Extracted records
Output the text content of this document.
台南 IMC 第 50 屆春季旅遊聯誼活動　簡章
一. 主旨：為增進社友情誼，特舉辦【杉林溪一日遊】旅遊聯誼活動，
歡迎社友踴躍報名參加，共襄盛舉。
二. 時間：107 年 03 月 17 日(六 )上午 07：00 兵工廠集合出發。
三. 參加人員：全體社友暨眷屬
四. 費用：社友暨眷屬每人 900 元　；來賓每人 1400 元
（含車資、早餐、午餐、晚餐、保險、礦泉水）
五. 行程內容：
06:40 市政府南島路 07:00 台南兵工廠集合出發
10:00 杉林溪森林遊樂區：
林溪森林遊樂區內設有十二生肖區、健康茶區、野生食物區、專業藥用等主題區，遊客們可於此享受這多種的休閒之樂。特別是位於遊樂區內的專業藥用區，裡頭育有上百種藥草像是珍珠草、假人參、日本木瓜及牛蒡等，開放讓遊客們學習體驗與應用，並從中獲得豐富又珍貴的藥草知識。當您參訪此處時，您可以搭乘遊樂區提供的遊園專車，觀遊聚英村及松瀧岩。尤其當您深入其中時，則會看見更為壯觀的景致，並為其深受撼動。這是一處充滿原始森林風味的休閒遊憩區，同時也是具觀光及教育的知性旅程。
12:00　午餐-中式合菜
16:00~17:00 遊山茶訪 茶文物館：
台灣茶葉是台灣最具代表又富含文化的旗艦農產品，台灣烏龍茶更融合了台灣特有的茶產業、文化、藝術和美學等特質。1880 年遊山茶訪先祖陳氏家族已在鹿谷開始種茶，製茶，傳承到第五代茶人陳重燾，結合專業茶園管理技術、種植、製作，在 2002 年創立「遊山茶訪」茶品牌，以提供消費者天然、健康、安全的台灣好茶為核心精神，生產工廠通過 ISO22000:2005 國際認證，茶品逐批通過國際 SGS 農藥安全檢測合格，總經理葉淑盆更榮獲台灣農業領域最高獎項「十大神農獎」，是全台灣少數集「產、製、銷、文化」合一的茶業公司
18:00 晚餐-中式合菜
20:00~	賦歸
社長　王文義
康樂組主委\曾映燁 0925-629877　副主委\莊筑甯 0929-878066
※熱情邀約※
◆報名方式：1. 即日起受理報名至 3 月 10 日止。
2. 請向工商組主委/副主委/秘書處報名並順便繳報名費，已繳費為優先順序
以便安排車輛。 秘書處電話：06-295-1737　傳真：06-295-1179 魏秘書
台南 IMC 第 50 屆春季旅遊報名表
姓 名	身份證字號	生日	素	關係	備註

--

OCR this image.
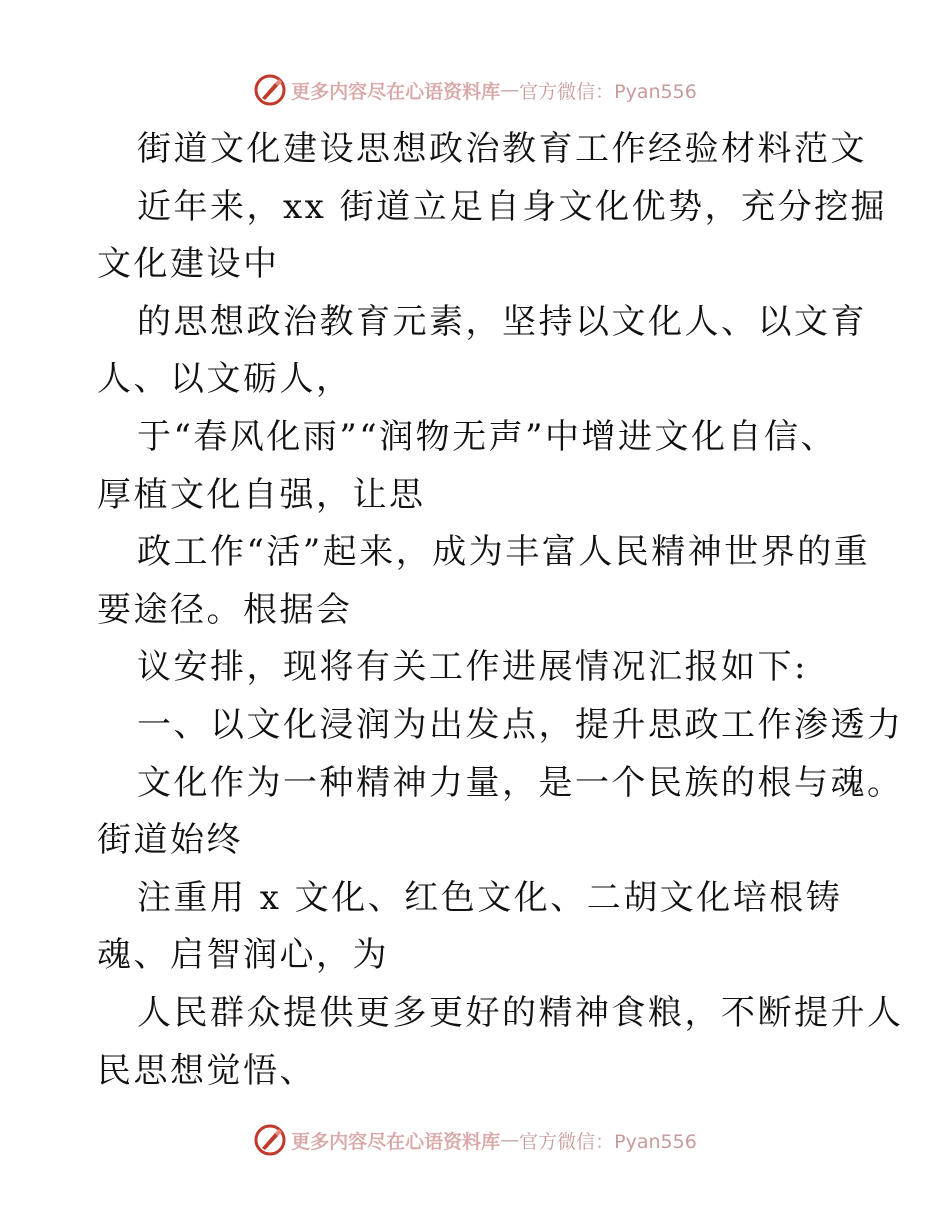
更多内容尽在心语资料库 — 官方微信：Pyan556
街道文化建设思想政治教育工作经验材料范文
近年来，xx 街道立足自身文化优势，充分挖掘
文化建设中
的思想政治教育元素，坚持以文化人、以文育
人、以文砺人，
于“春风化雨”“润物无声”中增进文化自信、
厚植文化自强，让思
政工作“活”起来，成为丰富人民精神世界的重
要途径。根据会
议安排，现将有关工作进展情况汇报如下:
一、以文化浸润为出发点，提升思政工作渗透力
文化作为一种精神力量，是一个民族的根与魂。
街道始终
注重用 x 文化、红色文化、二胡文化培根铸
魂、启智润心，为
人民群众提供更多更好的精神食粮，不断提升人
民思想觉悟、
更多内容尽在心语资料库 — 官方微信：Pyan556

▶ **The exercise**: Display every line of the listing that contains the string "this".

▶ **Task answer**:
Output the text content of this document.
OCR this image.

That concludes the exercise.